WHAT YOU HAVE TO DO ▸
Copy every line of the items below, keeping each character unchanged.

─── TASK INPUTS ───

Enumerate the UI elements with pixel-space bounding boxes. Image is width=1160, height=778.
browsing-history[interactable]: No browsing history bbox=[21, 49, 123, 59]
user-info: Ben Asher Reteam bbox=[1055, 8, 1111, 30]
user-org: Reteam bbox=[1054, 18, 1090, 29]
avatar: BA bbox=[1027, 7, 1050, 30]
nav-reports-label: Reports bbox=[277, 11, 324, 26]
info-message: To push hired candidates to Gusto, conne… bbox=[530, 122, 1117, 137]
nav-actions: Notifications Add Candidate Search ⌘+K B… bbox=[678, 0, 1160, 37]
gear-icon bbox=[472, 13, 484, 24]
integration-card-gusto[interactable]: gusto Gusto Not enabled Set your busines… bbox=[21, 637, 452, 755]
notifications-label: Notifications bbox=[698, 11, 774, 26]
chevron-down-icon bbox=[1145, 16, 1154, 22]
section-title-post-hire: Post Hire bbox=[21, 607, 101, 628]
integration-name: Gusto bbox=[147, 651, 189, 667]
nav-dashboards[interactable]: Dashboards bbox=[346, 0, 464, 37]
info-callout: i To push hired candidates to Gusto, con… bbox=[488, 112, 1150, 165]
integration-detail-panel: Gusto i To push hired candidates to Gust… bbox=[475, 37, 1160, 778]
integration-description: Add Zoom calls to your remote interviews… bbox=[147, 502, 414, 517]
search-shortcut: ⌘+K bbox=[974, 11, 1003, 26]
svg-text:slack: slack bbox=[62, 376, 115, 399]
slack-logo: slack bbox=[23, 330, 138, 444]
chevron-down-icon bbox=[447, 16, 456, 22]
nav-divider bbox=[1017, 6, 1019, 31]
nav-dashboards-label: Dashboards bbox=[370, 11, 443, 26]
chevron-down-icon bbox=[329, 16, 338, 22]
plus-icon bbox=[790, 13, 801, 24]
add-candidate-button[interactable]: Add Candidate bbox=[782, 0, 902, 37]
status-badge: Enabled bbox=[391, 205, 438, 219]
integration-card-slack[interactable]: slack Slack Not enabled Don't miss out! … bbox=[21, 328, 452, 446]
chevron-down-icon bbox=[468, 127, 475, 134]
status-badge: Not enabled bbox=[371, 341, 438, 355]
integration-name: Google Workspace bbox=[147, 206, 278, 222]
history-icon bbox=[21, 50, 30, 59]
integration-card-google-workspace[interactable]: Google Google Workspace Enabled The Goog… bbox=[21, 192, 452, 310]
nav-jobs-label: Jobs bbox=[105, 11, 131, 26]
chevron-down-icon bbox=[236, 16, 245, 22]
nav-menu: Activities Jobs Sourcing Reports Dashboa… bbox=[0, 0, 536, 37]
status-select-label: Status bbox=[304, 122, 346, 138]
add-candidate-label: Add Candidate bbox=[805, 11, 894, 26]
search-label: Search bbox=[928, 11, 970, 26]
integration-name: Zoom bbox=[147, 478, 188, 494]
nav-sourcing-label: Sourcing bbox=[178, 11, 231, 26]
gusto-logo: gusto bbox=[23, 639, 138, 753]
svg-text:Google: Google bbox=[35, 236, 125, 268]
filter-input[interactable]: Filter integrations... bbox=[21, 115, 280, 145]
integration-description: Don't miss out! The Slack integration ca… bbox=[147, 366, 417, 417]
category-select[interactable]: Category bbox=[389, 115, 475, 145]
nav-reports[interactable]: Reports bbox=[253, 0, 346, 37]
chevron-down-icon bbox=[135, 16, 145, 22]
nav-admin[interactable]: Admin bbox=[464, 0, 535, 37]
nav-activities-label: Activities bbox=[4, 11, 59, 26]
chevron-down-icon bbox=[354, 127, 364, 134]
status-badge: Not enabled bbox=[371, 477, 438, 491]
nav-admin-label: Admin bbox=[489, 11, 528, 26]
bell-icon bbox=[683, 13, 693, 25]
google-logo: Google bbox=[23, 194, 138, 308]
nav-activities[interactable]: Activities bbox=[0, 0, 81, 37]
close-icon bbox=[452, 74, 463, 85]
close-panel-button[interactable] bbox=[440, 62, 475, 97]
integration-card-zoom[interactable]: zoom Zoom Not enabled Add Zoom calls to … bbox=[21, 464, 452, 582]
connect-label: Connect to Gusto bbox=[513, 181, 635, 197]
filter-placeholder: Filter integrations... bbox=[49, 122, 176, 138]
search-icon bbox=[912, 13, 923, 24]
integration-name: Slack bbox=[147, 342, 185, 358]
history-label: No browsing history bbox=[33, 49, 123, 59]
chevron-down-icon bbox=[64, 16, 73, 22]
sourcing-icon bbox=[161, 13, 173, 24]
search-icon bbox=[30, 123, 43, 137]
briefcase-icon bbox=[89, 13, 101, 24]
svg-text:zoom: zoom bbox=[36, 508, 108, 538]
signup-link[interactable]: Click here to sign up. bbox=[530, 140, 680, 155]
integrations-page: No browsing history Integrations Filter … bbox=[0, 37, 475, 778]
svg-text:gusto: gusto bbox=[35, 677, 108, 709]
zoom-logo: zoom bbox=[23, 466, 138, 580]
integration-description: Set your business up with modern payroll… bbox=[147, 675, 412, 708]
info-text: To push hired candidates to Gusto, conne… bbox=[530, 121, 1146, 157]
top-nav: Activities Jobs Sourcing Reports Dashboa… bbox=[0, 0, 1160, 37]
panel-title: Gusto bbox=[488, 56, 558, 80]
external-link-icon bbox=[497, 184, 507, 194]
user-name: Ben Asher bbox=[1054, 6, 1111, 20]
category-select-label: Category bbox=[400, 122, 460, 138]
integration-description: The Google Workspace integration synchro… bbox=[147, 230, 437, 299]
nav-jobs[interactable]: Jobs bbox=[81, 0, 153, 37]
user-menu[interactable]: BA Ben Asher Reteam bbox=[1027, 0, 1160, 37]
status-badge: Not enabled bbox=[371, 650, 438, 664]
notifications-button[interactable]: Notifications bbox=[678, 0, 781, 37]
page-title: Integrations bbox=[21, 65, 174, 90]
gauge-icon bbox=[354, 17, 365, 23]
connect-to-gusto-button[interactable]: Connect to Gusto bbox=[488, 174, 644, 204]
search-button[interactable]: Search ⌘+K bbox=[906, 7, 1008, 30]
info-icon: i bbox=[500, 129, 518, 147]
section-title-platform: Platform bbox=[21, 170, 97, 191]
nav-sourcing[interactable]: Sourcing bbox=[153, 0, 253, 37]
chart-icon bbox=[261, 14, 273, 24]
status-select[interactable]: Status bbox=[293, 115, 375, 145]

───

ANSWER TO THIS EXERCISE ▸
Enumerate the UI elements with pixel-space bounding boxes. Image is width=1160, height=778.
browsing-history[interactable]: No browsing history bbox=[21, 49, 123, 59]
user-info: Ben Asher Reteam bbox=[1055, 8, 1111, 30]
user-org: Reteam bbox=[1054, 18, 1090, 29]
avatar: BA bbox=[1027, 7, 1050, 30]
nav-reports-label: Reports bbox=[277, 11, 324, 26]
info-message: To push hired candidates to Gusto, conne… bbox=[530, 122, 1117, 137]
nav-actions: Notifications Add Candidate Search ⌘+K B… bbox=[678, 0, 1160, 37]
gear-icon bbox=[472, 13, 484, 24]
integration-card-gusto[interactable]: gusto Gusto Not enabled Set your busines… bbox=[21, 637, 452, 755]
notifications-label: Notifications bbox=[698, 11, 774, 26]
chevron-down-icon bbox=[1145, 16, 1154, 22]
section-title-post-hire: Post Hire bbox=[21, 607, 101, 628]
integration-name: Gusto bbox=[147, 651, 189, 667]
nav-dashboards[interactable]: Dashboards bbox=[346, 0, 464, 37]
info-callout: i To push hired candidates to Gusto, con… bbox=[488, 112, 1150, 165]
integration-detail-panel: Gusto i To push hired candidates to Gust… bbox=[475, 37, 1160, 778]
integration-description: Add Zoom calls to your remote interviews… bbox=[147, 502, 414, 517]
search-shortcut: ⌘+K bbox=[974, 11, 1003, 26]
svg-text:slack: slack bbox=[62, 376, 115, 399]
slack-logo: slack bbox=[23, 330, 138, 444]
chevron-down-icon bbox=[447, 16, 456, 22]
nav-divider bbox=[1017, 6, 1019, 31]
nav-dashboards-label: Dashboards bbox=[370, 11, 443, 26]
chevron-down-icon bbox=[329, 16, 338, 22]
plus-icon bbox=[790, 13, 801, 24]
add-candidate-button[interactable]: Add Candidate bbox=[782, 0, 902, 37]
status-badge: Enabled bbox=[391, 205, 438, 219]
integration-card-slack[interactable]: slack Slack Not enabled Don't miss out! … bbox=[21, 328, 452, 446]
chevron-down-icon bbox=[468, 127, 475, 134]
status-badge: Not enabled bbox=[371, 341, 438, 355]
integration-name: Google Workspace bbox=[147, 206, 278, 222]
history-icon bbox=[21, 50, 30, 59]
integration-card-google-workspace[interactable]: Google Google Workspace Enabled The Goog… bbox=[21, 192, 452, 310]
nav-jobs-label: Jobs bbox=[105, 11, 131, 26]
chevron-down-icon bbox=[236, 16, 245, 22]
nav-menu: Activities Jobs Sourcing Reports Dashboa… bbox=[0, 0, 536, 37]
status-select-label: Status bbox=[304, 122, 346, 138]
add-candidate-label: Add Candidate bbox=[805, 11, 894, 26]
search-label: Search bbox=[928, 11, 970, 26]
integration-name: Zoom bbox=[147, 478, 188, 494]
nav-sourcing-label: Sourcing bbox=[178, 11, 231, 26]
gusto-logo: gusto bbox=[23, 639, 138, 753]
svg-text:Google: Google bbox=[35, 236, 125, 268]
filter-input[interactable]: Filter integrations... bbox=[21, 115, 280, 145]
integration-description: Don't miss out! The Slack integration ca… bbox=[147, 366, 417, 417]
category-select[interactable]: Category bbox=[389, 115, 475, 145]
nav-reports[interactable]: Reports bbox=[253, 0, 346, 37]
chevron-down-icon bbox=[135, 16, 145, 22]
nav-admin[interactable]: Admin bbox=[464, 0, 535, 37]
nav-activities-label: Activities bbox=[4, 11, 59, 26]
chevron-down-icon bbox=[354, 127, 364, 134]
status-badge: Not enabled bbox=[371, 477, 438, 491]
nav-admin-label: Admin bbox=[489, 11, 528, 26]
bell-icon bbox=[683, 13, 693, 25]
google-logo: Google bbox=[23, 194, 138, 308]
nav-activities[interactable]: Activities bbox=[0, 0, 81, 37]
close-icon bbox=[452, 74, 463, 85]
close-panel-button[interactable] bbox=[440, 62, 475, 97]
integration-card-zoom[interactable]: zoom Zoom Not enabled Add Zoom calls to … bbox=[21, 464, 452, 582]
connect-label: Connect to Gusto bbox=[513, 181, 635, 197]
filter-placeholder: Filter integrations... bbox=[49, 122, 176, 138]
search-icon bbox=[912, 13, 923, 24]
integration-name: Slack bbox=[147, 342, 185, 358]
history-label: No browsing history bbox=[33, 49, 123, 59]
chevron-down-icon bbox=[64, 16, 73, 22]
sourcing-icon bbox=[161, 13, 173, 24]
search-icon bbox=[30, 123, 43, 137]
briefcase-icon bbox=[89, 13, 101, 24]
svg-text:zoom: zoom bbox=[36, 508, 108, 538]
signup-link[interactable]: Click here to sign up. bbox=[530, 140, 680, 155]
integrations-page: No browsing history Integrations Filter … bbox=[0, 37, 475, 778]
svg-text:gusto: gusto bbox=[35, 677, 108, 709]
zoom-logo: zoom bbox=[23, 466, 138, 580]
integration-description: Set your business up with modern payroll… bbox=[147, 675, 412, 708]
info-text: To push hired candidates to Gusto, conne… bbox=[530, 121, 1146, 157]
top-nav: Activities Jobs Sourcing Reports Dashboa… bbox=[0, 0, 1160, 37]
panel-title: Gusto bbox=[488, 56, 558, 80]
external-link-icon bbox=[497, 184, 507, 194]
user-name: Ben Asher bbox=[1054, 6, 1111, 20]
category-select-label: Category bbox=[400, 122, 460, 138]
integration-description: The Google Workspace integration synchro… bbox=[147, 230, 437, 299]
nav-jobs[interactable]: Jobs bbox=[81, 0, 153, 37]
user-menu[interactable]: BA Ben Asher Reteam bbox=[1027, 0, 1160, 37]
status-badge: Not enabled bbox=[371, 650, 438, 664]
notifications-button[interactable]: Notifications bbox=[678, 0, 781, 37]
page-title: Integrations bbox=[21, 65, 174, 90]
gauge-icon bbox=[354, 17, 365, 23]
connect-to-gusto-button[interactable]: Connect to Gusto bbox=[488, 174, 644, 204]
search-button[interactable]: Search ⌘+K bbox=[906, 7, 1008, 30]
info-icon: i bbox=[500, 129, 518, 147]
section-title-platform: Platform bbox=[21, 170, 97, 191]
nav-sourcing[interactable]: Sourcing bbox=[153, 0, 253, 37]
chart-icon bbox=[261, 14, 273, 24]
status-select[interactable]: Status bbox=[293, 115, 375, 145]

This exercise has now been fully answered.